Task statement
Filter these entries, keeping only lines that hold the word "rijbaan".

Available records

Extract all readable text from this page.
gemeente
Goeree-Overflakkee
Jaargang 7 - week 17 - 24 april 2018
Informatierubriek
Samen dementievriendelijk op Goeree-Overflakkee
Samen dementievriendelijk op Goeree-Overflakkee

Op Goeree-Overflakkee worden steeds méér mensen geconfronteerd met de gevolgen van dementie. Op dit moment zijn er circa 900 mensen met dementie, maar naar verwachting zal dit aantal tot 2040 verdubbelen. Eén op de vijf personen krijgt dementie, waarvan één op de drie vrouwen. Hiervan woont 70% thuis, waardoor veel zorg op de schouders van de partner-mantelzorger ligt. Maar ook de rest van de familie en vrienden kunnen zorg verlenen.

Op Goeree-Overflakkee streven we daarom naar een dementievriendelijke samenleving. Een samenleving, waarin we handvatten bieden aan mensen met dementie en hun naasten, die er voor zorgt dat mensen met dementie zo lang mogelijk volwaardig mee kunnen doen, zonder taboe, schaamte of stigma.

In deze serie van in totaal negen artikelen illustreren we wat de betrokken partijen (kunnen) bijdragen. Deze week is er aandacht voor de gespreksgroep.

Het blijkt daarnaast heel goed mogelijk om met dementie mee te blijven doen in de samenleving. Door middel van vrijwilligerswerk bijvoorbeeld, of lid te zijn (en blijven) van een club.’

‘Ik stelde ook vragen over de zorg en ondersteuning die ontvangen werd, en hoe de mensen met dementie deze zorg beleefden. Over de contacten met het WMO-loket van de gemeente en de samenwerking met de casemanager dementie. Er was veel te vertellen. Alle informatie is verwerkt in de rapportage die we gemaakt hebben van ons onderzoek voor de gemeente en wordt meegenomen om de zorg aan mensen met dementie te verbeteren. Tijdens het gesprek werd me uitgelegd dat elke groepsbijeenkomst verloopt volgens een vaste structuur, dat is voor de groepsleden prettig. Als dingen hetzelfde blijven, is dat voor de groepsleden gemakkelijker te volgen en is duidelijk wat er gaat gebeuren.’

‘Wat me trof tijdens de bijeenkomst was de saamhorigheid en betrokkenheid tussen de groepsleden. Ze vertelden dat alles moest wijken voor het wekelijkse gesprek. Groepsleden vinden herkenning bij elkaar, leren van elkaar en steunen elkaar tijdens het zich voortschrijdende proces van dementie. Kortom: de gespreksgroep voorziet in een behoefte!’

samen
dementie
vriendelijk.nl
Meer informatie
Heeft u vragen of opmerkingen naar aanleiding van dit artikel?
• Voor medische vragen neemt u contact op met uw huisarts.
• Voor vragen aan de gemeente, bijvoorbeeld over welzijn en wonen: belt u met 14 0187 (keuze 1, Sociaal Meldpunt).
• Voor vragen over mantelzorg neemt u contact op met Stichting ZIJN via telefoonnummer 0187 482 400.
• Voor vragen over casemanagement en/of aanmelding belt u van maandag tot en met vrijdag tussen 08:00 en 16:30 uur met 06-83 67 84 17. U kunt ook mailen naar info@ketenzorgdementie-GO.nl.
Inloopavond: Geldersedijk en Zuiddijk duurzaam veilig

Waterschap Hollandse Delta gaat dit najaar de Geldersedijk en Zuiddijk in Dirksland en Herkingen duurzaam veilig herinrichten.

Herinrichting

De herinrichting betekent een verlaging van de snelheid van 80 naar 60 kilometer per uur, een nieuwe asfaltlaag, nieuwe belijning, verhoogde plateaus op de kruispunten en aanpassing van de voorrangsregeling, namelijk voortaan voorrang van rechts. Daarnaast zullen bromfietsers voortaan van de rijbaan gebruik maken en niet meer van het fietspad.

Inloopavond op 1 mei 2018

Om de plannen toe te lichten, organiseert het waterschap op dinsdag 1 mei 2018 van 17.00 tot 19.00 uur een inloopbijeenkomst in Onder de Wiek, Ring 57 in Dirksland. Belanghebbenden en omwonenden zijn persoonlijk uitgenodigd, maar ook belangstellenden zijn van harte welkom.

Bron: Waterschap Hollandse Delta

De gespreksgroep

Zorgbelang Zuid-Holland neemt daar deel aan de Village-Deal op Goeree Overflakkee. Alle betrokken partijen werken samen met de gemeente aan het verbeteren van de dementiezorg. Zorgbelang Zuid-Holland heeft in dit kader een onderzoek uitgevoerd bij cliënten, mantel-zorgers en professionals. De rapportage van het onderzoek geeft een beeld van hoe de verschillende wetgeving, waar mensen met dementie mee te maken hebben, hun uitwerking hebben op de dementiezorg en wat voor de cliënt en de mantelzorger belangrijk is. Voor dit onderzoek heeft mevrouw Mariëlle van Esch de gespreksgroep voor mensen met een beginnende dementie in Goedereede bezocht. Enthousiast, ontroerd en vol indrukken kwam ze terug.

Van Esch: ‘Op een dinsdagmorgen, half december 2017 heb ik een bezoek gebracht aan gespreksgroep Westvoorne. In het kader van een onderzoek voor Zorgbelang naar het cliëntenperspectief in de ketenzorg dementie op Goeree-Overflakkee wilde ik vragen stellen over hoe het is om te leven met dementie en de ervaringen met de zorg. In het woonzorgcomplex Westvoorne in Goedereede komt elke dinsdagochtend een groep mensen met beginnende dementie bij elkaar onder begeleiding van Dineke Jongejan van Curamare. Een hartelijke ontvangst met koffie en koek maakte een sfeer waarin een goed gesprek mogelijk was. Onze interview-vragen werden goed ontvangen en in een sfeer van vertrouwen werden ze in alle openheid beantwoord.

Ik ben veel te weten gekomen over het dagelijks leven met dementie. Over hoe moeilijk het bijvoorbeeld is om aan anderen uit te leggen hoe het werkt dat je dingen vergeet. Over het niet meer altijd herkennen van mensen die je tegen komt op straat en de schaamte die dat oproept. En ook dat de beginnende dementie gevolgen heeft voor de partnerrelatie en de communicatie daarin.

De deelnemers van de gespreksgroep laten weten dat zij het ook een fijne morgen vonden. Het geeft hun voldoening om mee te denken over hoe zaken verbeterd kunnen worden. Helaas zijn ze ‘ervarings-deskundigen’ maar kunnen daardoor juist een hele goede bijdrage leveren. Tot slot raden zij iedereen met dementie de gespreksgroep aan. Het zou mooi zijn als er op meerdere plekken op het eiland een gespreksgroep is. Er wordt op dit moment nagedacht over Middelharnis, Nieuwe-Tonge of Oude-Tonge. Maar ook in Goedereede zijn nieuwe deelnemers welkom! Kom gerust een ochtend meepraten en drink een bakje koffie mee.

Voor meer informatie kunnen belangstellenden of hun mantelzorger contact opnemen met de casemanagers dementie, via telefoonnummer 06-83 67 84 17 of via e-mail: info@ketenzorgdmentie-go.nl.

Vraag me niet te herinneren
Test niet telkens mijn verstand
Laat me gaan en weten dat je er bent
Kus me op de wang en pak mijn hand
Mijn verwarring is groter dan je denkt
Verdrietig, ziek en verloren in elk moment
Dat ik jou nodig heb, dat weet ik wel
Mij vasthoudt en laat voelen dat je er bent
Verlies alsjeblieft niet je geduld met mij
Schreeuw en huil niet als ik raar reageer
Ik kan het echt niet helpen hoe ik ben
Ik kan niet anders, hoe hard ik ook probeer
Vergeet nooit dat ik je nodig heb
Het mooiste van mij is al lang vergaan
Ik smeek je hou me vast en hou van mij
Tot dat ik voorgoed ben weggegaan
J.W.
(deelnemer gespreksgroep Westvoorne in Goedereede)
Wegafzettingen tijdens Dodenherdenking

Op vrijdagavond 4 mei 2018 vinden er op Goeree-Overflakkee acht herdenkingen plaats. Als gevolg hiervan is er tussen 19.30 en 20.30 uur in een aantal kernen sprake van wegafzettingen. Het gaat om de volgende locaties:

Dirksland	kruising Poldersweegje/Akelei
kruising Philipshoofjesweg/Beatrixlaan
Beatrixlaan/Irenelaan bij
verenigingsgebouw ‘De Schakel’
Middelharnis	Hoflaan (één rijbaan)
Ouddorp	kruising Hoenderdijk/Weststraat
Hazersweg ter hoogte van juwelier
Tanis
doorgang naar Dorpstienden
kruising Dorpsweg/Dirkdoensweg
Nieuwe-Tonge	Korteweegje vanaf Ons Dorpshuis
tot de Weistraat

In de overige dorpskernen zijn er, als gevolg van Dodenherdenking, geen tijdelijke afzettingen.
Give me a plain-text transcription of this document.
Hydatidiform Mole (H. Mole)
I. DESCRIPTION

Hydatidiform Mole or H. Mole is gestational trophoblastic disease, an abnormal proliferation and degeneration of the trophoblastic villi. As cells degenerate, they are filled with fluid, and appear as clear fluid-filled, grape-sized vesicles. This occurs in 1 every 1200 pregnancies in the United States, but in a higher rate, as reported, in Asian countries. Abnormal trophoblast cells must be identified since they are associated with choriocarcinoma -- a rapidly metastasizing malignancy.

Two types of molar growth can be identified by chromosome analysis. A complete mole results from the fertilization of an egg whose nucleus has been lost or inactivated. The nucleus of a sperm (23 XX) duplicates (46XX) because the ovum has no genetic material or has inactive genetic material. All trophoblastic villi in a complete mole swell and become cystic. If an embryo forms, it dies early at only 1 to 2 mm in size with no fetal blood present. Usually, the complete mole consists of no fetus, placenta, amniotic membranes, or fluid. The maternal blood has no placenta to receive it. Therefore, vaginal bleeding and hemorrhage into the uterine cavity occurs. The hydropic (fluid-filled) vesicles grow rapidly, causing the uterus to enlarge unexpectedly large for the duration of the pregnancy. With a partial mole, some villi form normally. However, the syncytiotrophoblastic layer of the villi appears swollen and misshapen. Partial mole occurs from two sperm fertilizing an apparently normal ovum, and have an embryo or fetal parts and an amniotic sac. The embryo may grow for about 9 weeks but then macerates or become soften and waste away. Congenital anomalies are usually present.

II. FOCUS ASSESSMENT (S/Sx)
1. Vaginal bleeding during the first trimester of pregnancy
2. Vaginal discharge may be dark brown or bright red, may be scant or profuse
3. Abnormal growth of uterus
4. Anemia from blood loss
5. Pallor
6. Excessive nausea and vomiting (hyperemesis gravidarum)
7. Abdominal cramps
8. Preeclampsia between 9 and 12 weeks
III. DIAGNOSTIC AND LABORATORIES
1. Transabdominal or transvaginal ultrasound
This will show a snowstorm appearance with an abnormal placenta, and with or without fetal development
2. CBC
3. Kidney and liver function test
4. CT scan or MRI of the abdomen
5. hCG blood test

Solution for this task
De herinrichting betekent een verlaging van de snelheid van 80 naar 60 kilometer per uur, een nieuwe asfaltlaag, nieuwe belijning, verhoogde plateaus op de kruispunten en aanpassing van de voorrangsregeling, namelijk voortaan voorrang van rechts. Daarnaast zullen bromfietsers voortaan van de rijbaan gebruik maken en niet meer van het fietspad.
Middelharnis	Hoflaan (één rijbaan)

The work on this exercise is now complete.